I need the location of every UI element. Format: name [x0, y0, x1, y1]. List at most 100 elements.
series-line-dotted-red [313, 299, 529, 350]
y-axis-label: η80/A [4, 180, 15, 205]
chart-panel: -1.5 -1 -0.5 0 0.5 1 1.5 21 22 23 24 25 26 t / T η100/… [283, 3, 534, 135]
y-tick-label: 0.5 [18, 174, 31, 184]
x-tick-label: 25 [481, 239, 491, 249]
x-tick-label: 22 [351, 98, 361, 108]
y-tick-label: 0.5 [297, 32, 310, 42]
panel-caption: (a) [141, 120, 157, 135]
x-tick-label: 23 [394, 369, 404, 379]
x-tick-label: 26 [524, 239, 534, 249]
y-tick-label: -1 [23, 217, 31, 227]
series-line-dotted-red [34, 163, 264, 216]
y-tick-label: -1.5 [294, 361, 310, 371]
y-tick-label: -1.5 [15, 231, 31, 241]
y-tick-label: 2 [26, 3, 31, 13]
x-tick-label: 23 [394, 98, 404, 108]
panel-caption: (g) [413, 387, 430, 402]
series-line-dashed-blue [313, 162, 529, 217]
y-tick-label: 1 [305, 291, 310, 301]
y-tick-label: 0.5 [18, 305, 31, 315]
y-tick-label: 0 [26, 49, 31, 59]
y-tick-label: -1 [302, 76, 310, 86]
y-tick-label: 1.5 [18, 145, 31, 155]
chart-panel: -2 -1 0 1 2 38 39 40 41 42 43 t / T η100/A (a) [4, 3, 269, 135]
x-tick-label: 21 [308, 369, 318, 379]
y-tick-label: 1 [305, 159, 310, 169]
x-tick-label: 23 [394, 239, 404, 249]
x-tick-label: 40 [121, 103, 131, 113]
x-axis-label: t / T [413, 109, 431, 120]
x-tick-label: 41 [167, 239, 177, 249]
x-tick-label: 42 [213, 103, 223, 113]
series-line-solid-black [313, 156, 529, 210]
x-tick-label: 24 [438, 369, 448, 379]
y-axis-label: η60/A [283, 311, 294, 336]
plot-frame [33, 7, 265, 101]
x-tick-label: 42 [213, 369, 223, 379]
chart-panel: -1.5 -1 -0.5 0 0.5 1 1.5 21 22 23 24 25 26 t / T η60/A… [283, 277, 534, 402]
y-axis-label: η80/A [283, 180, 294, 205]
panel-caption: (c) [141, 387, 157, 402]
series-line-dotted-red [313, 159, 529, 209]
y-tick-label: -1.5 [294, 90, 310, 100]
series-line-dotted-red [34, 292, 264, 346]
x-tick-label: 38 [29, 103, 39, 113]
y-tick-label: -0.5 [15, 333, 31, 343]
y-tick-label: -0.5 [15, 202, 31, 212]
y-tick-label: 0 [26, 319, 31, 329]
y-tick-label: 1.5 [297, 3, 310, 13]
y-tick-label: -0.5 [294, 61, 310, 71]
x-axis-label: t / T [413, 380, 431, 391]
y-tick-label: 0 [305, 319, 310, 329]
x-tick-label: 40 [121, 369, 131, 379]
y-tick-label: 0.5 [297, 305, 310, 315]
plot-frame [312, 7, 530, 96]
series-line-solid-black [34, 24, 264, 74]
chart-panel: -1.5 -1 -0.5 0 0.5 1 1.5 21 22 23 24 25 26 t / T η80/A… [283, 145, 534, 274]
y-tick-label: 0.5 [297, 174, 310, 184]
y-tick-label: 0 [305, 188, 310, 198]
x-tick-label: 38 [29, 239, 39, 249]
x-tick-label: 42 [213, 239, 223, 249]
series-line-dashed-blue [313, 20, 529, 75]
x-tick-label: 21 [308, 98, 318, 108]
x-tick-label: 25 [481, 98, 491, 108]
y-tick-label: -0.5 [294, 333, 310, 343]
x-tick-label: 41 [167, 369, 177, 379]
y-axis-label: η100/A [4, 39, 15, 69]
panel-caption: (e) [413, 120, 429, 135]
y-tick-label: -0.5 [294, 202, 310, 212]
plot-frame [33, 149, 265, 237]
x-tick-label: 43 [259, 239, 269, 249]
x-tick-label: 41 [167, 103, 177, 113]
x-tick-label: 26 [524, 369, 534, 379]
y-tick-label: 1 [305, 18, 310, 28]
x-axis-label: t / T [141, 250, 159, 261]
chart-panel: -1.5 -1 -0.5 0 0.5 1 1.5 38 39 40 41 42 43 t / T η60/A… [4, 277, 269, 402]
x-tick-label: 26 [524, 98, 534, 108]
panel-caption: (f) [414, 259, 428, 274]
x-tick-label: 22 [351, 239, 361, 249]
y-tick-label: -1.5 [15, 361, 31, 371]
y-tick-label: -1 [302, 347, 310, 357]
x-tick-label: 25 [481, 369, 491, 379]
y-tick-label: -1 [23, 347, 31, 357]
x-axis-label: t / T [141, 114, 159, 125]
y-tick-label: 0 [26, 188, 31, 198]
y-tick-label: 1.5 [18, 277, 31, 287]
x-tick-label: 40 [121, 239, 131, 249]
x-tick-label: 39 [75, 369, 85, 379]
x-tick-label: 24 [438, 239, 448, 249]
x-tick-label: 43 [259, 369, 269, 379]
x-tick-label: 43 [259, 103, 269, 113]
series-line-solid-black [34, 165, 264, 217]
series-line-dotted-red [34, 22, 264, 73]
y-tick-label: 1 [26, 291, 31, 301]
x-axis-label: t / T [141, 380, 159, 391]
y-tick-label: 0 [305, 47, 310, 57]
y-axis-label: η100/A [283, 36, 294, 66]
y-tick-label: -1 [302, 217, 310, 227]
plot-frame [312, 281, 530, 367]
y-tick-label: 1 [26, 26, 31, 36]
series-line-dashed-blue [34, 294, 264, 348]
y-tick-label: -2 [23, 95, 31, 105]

▶ [EXERCISE AIM]: How many lines in the rows above contain the string "black"? Give only the number.

▶ [OUTPUT FOR THIS TASK]: 3